_Source records:_
[Begin]
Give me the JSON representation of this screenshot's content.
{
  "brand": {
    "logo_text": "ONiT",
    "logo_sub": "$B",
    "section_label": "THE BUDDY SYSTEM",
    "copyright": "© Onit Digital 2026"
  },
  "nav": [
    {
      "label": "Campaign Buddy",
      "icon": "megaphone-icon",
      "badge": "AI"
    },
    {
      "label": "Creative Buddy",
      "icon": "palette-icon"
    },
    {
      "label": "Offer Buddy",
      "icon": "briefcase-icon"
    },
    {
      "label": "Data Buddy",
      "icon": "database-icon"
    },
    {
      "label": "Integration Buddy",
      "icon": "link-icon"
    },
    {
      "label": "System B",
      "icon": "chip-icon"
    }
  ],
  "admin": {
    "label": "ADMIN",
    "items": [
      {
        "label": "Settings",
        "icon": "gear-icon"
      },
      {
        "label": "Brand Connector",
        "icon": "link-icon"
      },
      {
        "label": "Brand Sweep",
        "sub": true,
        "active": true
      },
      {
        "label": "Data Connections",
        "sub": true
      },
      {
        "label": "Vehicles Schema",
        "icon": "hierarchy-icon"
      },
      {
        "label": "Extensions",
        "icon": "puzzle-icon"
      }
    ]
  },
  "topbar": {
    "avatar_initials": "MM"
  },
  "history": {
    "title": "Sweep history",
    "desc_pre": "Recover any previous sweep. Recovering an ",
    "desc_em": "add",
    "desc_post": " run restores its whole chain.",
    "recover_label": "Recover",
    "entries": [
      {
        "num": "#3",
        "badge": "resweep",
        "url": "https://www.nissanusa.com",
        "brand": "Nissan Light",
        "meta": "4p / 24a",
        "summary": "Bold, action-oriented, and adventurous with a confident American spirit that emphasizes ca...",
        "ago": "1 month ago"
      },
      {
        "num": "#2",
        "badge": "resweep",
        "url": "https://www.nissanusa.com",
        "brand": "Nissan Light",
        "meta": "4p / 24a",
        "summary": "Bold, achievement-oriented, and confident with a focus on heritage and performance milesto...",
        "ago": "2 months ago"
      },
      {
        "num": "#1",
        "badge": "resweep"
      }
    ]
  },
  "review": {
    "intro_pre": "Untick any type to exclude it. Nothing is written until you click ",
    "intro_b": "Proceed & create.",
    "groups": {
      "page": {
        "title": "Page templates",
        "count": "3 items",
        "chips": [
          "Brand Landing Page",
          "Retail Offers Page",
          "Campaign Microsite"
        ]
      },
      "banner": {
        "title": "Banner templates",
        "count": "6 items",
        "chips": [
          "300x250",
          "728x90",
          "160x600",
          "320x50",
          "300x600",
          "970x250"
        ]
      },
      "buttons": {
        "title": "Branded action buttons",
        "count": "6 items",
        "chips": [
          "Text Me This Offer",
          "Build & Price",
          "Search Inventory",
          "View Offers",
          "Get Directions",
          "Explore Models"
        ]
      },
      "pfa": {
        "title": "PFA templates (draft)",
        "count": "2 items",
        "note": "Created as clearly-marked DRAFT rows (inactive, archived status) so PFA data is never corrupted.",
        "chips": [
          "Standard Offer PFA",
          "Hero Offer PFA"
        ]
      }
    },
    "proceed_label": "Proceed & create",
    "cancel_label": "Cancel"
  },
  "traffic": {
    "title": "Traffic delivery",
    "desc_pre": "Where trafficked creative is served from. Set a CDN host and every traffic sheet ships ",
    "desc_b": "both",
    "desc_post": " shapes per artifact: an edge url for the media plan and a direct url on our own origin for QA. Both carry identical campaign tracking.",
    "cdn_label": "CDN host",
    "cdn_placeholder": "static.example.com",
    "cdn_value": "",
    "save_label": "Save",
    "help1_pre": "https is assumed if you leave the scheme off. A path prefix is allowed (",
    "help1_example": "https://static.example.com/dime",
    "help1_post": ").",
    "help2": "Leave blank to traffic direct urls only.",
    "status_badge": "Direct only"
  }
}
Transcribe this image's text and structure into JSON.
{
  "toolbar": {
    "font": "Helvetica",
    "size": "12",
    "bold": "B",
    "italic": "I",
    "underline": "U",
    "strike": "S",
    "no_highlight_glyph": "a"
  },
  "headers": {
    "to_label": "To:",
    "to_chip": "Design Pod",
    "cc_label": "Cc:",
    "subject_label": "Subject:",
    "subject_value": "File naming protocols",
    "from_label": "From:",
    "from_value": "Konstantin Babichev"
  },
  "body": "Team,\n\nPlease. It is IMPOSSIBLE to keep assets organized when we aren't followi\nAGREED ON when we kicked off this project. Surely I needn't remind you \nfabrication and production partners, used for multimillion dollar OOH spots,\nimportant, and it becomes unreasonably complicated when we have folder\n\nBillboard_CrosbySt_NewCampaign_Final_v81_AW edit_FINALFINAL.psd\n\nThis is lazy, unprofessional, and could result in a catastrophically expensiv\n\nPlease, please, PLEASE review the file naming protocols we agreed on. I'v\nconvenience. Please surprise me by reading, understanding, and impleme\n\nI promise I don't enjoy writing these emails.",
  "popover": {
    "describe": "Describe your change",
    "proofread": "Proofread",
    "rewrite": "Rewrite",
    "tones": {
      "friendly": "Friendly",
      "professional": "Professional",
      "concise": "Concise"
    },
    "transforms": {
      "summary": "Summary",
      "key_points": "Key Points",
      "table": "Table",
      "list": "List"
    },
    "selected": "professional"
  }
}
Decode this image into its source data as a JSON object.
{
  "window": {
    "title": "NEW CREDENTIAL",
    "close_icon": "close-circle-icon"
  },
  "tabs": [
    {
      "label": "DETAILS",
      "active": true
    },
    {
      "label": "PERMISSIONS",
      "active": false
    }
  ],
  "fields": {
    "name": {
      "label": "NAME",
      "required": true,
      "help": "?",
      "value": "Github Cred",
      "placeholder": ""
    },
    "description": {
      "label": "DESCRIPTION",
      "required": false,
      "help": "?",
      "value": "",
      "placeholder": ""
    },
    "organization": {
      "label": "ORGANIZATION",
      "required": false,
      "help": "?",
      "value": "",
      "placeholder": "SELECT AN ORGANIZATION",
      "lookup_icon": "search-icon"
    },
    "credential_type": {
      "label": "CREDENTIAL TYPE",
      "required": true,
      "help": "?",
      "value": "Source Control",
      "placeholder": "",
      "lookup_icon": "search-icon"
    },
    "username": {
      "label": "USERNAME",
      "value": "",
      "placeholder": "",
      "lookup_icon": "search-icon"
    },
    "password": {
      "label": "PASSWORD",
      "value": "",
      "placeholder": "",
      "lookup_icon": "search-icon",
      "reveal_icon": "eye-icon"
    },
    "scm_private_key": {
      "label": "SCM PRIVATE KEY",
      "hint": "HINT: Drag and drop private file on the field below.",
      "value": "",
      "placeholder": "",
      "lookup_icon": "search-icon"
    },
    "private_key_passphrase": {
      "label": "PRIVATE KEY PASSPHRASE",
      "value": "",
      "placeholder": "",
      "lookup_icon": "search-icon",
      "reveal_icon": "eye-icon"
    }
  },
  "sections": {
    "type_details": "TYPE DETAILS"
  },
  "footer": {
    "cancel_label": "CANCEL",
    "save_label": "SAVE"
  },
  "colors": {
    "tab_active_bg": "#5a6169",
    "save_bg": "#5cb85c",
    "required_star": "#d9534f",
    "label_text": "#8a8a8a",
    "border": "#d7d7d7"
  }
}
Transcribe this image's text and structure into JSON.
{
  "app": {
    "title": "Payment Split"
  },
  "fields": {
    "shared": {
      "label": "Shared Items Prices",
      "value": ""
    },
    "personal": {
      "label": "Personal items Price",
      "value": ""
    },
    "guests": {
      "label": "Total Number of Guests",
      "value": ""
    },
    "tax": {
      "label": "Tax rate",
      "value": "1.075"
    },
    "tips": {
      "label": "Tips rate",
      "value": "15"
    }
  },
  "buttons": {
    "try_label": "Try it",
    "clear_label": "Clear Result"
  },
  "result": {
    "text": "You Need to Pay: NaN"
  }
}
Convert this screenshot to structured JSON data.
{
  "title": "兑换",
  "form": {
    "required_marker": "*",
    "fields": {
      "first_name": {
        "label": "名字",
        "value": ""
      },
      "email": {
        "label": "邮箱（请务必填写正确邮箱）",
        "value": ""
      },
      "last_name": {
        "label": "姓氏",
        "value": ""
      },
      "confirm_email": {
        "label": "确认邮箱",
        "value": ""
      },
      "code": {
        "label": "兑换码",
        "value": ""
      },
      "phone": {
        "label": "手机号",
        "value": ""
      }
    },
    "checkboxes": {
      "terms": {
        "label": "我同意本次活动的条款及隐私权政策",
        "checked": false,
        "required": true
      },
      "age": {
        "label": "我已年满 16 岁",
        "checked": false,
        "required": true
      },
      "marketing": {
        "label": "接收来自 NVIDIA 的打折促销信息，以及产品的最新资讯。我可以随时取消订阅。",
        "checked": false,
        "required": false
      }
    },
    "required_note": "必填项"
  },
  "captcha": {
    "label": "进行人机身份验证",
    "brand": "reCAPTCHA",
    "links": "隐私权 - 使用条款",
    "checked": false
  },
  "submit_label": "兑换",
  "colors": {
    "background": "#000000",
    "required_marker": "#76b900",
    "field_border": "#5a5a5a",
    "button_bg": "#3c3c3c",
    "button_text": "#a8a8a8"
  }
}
[End]
_Written request:_
Go through the records above and copy every line with the word "confident".

_Answer below:_
        "summary": "Bold, action-oriented, and adventurous with a confident American spirit that emphasizes ca...",
        "summary": "Bold, achievement-oriented, and confident with a focus on heritage and performance milesto...",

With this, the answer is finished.